__Problem description__: List every line in this data where the string "наследия" occurs.

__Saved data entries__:
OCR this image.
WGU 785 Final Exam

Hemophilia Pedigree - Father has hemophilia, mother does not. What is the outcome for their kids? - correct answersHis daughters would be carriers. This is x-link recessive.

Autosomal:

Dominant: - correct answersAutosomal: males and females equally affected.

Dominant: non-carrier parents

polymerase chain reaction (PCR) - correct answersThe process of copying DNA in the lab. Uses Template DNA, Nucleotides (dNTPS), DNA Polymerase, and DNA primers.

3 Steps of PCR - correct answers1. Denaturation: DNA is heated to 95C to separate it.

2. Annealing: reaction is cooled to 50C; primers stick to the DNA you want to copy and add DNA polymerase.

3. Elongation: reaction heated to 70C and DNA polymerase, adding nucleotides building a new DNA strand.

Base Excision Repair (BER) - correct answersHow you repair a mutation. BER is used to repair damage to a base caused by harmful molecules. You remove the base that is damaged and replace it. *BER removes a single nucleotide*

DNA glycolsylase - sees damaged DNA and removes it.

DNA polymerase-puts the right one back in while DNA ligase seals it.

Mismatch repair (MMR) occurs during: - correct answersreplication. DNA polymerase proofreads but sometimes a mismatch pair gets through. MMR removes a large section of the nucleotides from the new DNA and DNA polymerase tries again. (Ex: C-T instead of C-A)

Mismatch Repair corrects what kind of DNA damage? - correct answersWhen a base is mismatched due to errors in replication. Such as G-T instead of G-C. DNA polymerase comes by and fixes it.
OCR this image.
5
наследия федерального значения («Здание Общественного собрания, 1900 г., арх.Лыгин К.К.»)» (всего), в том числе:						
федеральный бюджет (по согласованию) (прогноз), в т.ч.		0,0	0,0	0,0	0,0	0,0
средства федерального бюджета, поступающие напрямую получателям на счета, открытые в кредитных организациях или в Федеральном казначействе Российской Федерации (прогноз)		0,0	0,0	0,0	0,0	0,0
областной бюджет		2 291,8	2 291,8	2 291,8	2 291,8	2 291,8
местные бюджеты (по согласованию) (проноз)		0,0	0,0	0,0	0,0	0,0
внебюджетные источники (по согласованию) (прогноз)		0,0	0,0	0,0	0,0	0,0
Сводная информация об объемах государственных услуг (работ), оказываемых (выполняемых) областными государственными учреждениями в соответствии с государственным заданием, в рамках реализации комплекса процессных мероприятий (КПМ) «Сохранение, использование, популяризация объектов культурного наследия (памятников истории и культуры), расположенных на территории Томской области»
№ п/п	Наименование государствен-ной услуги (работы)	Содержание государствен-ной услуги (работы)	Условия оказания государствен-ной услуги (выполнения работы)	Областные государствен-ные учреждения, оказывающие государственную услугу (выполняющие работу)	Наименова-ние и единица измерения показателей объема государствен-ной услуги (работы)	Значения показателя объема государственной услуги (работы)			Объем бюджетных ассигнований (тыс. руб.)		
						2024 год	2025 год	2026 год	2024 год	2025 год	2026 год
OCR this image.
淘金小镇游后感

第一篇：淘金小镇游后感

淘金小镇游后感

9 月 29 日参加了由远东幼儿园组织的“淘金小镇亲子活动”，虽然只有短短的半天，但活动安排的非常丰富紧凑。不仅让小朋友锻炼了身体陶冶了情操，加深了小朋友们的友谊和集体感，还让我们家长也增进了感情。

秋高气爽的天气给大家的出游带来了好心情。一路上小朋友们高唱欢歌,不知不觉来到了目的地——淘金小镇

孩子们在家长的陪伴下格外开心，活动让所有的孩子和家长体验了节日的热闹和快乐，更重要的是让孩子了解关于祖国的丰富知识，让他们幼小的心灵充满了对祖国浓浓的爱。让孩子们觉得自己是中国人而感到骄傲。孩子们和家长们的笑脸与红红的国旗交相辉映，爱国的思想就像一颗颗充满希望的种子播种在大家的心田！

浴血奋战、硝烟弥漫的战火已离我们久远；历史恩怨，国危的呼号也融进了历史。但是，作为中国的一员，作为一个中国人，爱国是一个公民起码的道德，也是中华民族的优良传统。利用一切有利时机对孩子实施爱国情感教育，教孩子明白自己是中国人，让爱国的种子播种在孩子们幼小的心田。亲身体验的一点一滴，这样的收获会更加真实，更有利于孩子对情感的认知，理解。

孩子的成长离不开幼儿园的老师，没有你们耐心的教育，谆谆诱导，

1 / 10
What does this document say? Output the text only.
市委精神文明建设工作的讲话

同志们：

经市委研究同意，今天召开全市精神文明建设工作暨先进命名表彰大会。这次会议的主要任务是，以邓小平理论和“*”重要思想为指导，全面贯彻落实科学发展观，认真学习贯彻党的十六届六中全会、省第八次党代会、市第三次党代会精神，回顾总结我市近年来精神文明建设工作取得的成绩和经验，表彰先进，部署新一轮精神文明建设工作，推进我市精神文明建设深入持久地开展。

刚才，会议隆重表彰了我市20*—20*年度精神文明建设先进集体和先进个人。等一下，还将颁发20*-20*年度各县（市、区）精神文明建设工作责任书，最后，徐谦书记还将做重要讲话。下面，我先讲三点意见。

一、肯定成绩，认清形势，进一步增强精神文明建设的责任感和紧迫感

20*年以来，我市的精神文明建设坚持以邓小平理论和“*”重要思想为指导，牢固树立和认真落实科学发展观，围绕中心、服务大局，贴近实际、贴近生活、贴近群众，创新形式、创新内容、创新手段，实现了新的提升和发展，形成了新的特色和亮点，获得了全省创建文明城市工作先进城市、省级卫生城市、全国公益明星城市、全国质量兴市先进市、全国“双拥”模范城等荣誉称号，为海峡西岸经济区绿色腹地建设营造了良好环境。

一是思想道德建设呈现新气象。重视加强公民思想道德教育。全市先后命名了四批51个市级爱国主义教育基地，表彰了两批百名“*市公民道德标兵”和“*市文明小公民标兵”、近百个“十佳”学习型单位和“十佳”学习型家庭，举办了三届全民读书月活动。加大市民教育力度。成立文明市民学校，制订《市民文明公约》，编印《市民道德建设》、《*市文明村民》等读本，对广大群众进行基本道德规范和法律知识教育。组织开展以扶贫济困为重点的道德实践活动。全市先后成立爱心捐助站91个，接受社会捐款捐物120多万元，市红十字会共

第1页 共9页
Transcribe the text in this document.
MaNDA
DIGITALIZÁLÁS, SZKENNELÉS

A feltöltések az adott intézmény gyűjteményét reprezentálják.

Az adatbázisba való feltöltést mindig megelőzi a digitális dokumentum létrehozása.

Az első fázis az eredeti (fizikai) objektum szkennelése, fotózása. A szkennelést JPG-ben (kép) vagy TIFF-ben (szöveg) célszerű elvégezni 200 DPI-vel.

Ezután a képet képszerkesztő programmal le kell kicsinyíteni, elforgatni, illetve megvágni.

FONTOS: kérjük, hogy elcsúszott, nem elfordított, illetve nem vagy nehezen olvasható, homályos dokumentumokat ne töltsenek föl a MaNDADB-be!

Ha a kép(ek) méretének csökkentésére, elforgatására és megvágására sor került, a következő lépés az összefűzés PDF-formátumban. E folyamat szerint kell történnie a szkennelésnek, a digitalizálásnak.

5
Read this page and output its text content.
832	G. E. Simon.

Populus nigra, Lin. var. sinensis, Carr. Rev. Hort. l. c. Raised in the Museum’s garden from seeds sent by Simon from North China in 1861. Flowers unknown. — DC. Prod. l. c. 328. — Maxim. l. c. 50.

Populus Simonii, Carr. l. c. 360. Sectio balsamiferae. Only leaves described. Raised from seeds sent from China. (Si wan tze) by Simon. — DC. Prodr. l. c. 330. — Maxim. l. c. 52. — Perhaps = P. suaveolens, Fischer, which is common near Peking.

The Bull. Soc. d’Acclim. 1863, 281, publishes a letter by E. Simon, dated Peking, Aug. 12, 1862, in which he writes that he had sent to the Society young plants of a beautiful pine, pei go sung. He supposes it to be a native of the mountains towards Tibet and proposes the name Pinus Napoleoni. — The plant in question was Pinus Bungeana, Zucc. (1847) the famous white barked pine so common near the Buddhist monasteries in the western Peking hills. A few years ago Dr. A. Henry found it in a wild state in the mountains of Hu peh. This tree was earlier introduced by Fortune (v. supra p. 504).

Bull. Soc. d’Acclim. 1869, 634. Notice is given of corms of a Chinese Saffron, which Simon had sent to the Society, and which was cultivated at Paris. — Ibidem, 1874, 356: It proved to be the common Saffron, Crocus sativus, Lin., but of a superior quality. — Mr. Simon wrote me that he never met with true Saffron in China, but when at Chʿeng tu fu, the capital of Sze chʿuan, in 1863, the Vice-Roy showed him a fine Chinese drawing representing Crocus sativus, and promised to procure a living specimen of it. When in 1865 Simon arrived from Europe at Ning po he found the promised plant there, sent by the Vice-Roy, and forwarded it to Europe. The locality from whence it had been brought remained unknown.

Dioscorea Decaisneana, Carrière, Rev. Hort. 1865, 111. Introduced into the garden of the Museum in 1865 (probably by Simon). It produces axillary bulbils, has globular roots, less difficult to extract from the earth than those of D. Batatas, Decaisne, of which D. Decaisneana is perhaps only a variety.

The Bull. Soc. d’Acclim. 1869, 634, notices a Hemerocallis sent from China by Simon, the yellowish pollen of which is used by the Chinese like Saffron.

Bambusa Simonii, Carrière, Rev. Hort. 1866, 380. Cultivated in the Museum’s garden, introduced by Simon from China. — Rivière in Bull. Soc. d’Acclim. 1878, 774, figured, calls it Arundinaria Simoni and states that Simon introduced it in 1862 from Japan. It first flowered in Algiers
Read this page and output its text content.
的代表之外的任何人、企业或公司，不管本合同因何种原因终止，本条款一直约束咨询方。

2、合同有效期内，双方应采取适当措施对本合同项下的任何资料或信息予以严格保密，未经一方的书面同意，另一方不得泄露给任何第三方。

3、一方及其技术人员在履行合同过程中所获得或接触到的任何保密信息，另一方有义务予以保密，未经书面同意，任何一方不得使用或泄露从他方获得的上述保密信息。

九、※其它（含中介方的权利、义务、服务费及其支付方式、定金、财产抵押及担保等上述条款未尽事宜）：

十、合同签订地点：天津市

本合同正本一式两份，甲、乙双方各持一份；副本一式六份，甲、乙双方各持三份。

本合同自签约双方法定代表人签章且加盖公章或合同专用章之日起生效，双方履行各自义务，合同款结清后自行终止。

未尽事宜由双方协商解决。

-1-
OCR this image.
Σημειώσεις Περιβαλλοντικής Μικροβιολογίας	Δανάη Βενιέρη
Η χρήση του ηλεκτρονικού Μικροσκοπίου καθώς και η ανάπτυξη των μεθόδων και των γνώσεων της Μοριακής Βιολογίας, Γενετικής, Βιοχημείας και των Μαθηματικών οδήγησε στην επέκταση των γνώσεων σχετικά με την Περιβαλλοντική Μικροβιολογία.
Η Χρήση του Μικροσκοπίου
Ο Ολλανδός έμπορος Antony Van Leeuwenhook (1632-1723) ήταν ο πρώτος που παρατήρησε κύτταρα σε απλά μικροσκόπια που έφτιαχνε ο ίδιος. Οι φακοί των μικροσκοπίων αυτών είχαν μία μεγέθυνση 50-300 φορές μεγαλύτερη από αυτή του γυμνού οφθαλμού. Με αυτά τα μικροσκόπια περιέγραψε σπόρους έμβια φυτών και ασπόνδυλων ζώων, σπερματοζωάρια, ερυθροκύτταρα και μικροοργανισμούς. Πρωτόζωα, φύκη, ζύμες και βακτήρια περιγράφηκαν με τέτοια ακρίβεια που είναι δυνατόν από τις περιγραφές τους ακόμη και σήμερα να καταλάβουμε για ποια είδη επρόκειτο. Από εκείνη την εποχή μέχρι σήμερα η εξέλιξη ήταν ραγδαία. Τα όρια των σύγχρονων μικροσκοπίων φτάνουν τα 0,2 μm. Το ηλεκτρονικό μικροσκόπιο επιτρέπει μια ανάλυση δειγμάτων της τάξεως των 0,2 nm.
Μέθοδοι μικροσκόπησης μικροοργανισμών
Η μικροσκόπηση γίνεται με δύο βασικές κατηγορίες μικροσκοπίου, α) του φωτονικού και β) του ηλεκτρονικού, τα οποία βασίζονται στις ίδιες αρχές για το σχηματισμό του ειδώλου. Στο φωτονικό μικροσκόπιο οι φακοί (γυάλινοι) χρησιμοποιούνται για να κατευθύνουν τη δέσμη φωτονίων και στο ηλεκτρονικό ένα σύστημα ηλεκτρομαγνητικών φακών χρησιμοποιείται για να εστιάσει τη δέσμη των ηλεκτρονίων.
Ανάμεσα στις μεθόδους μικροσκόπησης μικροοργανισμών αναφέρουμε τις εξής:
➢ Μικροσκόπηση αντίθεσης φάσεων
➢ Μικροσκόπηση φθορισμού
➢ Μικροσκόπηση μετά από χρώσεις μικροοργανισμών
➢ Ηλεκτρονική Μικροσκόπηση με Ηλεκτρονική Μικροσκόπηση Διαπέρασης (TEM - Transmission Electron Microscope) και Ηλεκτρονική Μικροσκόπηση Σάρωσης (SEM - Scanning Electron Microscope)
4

__Final result__:
наследия федерального значения («Здание Общественного собрания, 1900 г., арх.Лыгин К.К.»)» (всего), в том числе:						
Сводная информация об объемах государственных услуг (работ), оказываемых (выполняемых) областными государственными учреждениями в соответствии с государственным заданием, в рамках реализации комплекса процессных мероприятий (КПМ) «Сохранение, использование, популяризация объектов культурного наследия (памятников истории и культуры), расположенных на территории Томской области»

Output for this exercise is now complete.